Exercise directions:
Your task is to reproduce the entries below word for word.

Data section:
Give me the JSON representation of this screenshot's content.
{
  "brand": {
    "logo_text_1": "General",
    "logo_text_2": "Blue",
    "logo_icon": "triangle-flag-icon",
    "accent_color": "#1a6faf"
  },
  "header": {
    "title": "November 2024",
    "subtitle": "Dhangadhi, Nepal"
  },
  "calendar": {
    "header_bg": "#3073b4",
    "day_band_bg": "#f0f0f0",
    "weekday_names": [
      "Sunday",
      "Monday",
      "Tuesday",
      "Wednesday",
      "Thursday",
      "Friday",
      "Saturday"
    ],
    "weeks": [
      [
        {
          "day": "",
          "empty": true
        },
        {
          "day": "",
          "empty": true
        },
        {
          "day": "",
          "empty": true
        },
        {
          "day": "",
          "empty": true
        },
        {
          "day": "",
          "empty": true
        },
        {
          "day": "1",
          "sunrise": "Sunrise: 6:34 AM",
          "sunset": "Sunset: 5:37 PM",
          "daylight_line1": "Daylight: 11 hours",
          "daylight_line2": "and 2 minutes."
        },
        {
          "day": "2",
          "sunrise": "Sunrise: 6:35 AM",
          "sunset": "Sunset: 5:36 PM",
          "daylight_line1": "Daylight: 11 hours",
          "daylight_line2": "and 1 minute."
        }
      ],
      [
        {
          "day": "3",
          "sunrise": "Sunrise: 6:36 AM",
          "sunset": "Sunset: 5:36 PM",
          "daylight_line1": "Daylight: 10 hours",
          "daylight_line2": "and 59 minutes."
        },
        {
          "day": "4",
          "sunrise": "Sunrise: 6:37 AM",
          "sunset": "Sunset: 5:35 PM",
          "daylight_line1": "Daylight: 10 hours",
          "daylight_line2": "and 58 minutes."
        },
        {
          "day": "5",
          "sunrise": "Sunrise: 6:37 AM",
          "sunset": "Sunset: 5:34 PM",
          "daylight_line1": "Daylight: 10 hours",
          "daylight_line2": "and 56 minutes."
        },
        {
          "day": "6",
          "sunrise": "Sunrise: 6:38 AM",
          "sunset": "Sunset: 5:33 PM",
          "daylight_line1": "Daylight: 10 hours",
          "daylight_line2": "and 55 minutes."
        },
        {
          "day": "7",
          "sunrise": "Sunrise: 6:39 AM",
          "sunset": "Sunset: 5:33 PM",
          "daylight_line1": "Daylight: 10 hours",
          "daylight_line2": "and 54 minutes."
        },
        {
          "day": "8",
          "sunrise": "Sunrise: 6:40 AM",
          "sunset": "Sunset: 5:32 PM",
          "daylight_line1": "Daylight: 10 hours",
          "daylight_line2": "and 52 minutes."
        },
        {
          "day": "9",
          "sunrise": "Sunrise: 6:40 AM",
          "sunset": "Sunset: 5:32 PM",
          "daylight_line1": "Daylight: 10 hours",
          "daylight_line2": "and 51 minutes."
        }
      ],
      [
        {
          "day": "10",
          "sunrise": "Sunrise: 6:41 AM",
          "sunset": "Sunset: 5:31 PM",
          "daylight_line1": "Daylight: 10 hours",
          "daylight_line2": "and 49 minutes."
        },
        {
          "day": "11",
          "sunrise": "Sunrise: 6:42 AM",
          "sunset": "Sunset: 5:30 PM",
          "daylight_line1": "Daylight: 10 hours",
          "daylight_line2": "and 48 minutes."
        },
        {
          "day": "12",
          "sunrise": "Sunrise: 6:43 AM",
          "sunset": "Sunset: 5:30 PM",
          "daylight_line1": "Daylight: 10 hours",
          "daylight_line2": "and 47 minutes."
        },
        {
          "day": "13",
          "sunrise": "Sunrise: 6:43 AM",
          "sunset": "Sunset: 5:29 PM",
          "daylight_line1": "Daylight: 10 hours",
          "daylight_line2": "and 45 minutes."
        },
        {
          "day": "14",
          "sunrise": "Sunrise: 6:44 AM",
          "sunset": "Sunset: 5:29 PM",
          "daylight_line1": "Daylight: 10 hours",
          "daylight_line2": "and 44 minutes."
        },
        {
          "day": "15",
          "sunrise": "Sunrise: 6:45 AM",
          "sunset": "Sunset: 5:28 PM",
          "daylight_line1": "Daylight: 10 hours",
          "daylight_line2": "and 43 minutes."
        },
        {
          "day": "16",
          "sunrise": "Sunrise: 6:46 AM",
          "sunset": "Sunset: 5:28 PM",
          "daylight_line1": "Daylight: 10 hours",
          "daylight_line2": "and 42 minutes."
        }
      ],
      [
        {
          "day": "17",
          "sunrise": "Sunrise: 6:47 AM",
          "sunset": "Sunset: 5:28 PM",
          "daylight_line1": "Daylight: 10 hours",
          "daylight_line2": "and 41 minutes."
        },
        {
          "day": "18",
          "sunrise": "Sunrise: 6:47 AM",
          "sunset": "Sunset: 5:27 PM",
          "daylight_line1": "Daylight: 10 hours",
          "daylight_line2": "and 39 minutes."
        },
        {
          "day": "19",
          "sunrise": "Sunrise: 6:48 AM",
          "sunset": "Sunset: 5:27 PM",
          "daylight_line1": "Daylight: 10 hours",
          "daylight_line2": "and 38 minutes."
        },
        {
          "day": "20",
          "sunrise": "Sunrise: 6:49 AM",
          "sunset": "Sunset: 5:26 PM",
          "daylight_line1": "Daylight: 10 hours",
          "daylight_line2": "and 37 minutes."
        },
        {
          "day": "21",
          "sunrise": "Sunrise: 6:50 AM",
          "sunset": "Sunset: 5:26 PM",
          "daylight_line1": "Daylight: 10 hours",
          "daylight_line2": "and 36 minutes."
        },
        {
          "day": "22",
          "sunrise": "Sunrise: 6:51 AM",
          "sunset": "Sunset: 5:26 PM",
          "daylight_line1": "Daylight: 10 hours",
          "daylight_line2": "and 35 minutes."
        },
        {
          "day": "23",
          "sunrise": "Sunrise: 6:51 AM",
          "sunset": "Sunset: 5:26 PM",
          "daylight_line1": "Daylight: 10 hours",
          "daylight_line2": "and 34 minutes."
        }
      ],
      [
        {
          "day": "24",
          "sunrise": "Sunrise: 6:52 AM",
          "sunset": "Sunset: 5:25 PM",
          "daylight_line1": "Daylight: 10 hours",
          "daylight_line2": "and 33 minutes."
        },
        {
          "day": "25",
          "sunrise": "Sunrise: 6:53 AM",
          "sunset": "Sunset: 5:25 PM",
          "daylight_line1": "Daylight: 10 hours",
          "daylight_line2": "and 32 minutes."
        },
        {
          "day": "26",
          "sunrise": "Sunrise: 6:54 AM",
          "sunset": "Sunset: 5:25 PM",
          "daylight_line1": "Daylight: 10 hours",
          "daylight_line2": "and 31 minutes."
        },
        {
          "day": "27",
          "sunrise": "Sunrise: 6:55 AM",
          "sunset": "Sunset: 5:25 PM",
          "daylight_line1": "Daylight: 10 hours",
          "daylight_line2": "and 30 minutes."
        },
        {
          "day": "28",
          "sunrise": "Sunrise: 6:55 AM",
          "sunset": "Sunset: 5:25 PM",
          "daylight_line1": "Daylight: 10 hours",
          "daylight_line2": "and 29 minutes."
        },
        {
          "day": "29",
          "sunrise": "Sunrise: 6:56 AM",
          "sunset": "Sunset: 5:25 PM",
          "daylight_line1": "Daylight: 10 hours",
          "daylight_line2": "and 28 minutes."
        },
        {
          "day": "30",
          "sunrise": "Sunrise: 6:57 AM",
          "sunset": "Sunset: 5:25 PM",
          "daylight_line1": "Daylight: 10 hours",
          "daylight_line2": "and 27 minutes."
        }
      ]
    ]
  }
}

Exercise solution:
Give me the JSON representation of this screenshot's content.
{
  "brand": {
    "logo_text_1": "General",
    "logo_text_2": "Blue",
    "logo_icon": "triangle-flag-icon",
    "accent_color": "#1a6faf"
  },
  "header": {
    "title": "November 2024",
    "subtitle": "Dhangadhi, Nepal"
  },
  "calendar": {
    "header_bg": "#3073b4",
    "day_band_bg": "#f0f0f0",
    "weekday_names": [
      "Sunday",
      "Monday",
      "Tuesday",
      "Wednesday",
      "Thursday",
      "Friday",
      "Saturday"
    ],
    "weeks": [
      [
        {
          "day": "",
          "empty": true
        },
        {
          "day": "",
          "empty": true
        },
        {
          "day": "",
          "empty": true
        },
        {
          "day": "",
          "empty": true
        },
        {
          "day": "",
          "empty": true
        },
        {
          "day": "1",
          "sunrise": "Sunrise: 6:34 AM",
          "sunset": "Sunset: 5:37 PM",
          "daylight_line1": "Daylight: 11 hours",
          "daylight_line2": "and 2 minutes."
        },
        {
          "day": "2",
          "sunrise": "Sunrise: 6:35 AM",
          "sunset": "Sunset: 5:36 PM",
          "daylight_line1": "Daylight: 11 hours",
          "daylight_line2": "and 1 minute."
        }
      ],
      [
        {
          "day": "3",
          "sunrise": "Sunrise: 6:36 AM",
          "sunset": "Sunset: 5:36 PM",
          "daylight_line1": "Daylight: 10 hours",
          "daylight_line2": "and 59 minutes."
        },
        {
          "day": "4",
          "sunrise": "Sunrise: 6:37 AM",
          "sunset": "Sunset: 5:35 PM",
          "daylight_line1": "Daylight: 10 hours",
          "daylight_line2": "and 58 minutes."
        },
        {
          "day": "5",
          "sunrise": "Sunrise: 6:37 AM",
          "sunset": "Sunset: 5:34 PM",
          "daylight_line1": "Daylight: 10 hours",
          "daylight_line2": "and 56 minutes."
        },
        {
          "day": "6",
          "sunrise": "Sunrise: 6:38 AM",
          "sunset": "Sunset: 5:33 PM",
          "daylight_line1": "Daylight: 10 hours",
          "daylight_line2": "and 55 minutes."
        },
        {
          "day": "7",
          "sunrise": "Sunrise: 6:39 AM",
          "sunset": "Sunset: 5:33 PM",
          "daylight_line1": "Daylight: 10 hours",
          "daylight_line2": "and 54 minutes."
        },
        {
          "day": "8",
          "sunrise": "Sunrise: 6:40 AM",
          "sunset": "Sunset: 5:32 PM",
          "daylight_line1": "Daylight: 10 hours",
          "daylight_line2": "and 52 minutes."
        },
        {
          "day": "9",
          "sunrise": "Sunrise: 6:40 AM",
          "sunset": "Sunset: 5:32 PM",
          "daylight_line1": "Daylight: 10 hours",
          "daylight_line2": "and 51 minutes."
        }
      ],
      [
        {
          "day": "10",
          "sunrise": "Sunrise: 6:41 AM",
          "sunset": "Sunset: 5:31 PM",
          "daylight_line1": "Daylight: 10 hours",
          "daylight_line2": "and 49 minutes."
        },
        {
          "day": "11",
          "sunrise": "Sunrise: 6:42 AM",
          "sunset": "Sunset: 5:30 PM",
          "daylight_line1": "Daylight: 10 hours",
          "daylight_line2": "and 48 minutes."
        },
        {
          "day": "12",
          "sunrise": "Sunrise: 6:43 AM",
          "sunset": "Sunset: 5:30 PM",
          "daylight_line1": "Daylight: 10 hours",
          "daylight_line2": "and 47 minutes."
        },
        {
          "day": "13",
          "sunrise": "Sunrise: 6:43 AM",
          "sunset": "Sunset: 5:29 PM",
          "daylight_line1": "Daylight: 10 hours",
          "daylight_line2": "and 45 minutes."
        },
        {
          "day": "14",
          "sunrise": "Sunrise: 6:44 AM",
          "sunset": "Sunset: 5:29 PM",
          "daylight_line1": "Daylight: 10 hours",
          "daylight_line2": "and 44 minutes."
        },
        {
          "day": "15",
          "sunrise": "Sunrise: 6:45 AM",
          "sunset": "Sunset: 5:28 PM",
          "daylight_line1": "Daylight: 10 hours",
          "daylight_line2": "and 43 minutes."
        },
        {
          "day": "16",
          "sunrise": "Sunrise: 6:46 AM",
          "sunset": "Sunset: 5:28 PM",
          "daylight_line1": "Daylight: 10 hours",
          "daylight_line2": "and 42 minutes."
        }
      ],
      [
        {
          "day": "17",
          "sunrise": "Sunrise: 6:47 AM",
          "sunset": "Sunset: 5:28 PM",
          "daylight_line1": "Daylight: 10 hours",
          "daylight_line2": "and 41 minutes."
        },
        {
          "day": "18",
          "sunrise": "Sunrise: 6:47 AM",
          "sunset": "Sunset: 5:27 PM",
          "daylight_line1": "Daylight: 10 hours",
          "daylight_line2": "and 39 minutes."
        },
        {
          "day": "19",
          "sunrise": "Sunrise: 6:48 AM",
          "sunset": "Sunset: 5:27 PM",
          "daylight_line1": "Daylight: 10 hours",
          "daylight_line2": "and 38 minutes."
        },
        {
          "day": "20",
          "sunrise": "Sunrise: 6:49 AM",
          "sunset": "Sunset: 5:26 PM",
          "daylight_line1": "Daylight: 10 hours",
          "daylight_line2": "and 37 minutes."
        },
        {
          "day": "21",
          "sunrise": "Sunrise: 6:50 AM",
          "sunset": "Sunset: 5:26 PM",
          "daylight_line1": "Daylight: 10 hours",
          "daylight_line2": "and 36 minutes."
        },
        {
          "day": "22",
          "sunrise": "Sunrise: 6:51 AM",
          "sunset": "Sunset: 5:26 PM",
          "daylight_line1": "Daylight: 10 hours",
          "daylight_line2": "and 35 minutes."
        },
        {
          "day": "23",
          "sunrise": "Sunrise: 6:51 AM",
          "sunset": "Sunset: 5:26 PM",
          "daylight_line1": "Daylight: 10 hours",
          "daylight_line2": "and 34 minutes."
        }
      ],
      [
        {
          "day": "24",
          "sunrise": "Sunrise: 6:52 AM",
          "sunset": "Sunset: 5:25 PM",
          "daylight_line1": "Daylight: 10 hours",
          "daylight_line2": "and 33 minutes."
        },
        {
          "day": "25",
          "sunrise": "Sunrise: 6:53 AM",
          "sunset": "Sunset: 5:25 PM",
          "daylight_line1": "Daylight: 10 hours",
          "daylight_line2": "and 32 minutes."
        },
        {
          "day": "26",
          "sunrise": "Sunrise: 6:54 AM",
          "sunset": "Sunset: 5:25 PM",
          "daylight_line1": "Daylight: 10 hours",
          "daylight_line2": "and 31 minutes."
        },
        {
          "day": "27",
          "sunrise": "Sunrise: 6:55 AM",
          "sunset": "Sunset: 5:25 PM",
          "daylight_line1": "Daylight: 10 hours",
          "daylight_line2": "and 30 minutes."
        },
        {
          "day": "28",
          "sunrise": "Sunrise: 6:55 AM",
          "sunset": "Sunset: 5:25 PM",
          "daylight_line1": "Daylight: 10 hours",
          "daylight_line2": "and 29 minutes."
        },
        {
          "day": "29",
          "sunrise": "Sunrise: 6:56 AM",
          "sunset": "Sunset: 5:25 PM",
          "daylight_line1": "Daylight: 10 hours",
          "daylight_line2": "and 28 minutes."
        },
        {
          "day": "30",
          "sunrise": "Sunrise: 6:57 AM",
          "sunset": "Sunset: 5:25 PM",
          "daylight_line1": "Daylight: 10 hours",
          "daylight_line2": "and 27 minutes."
        }
      ]
    ]
  }
}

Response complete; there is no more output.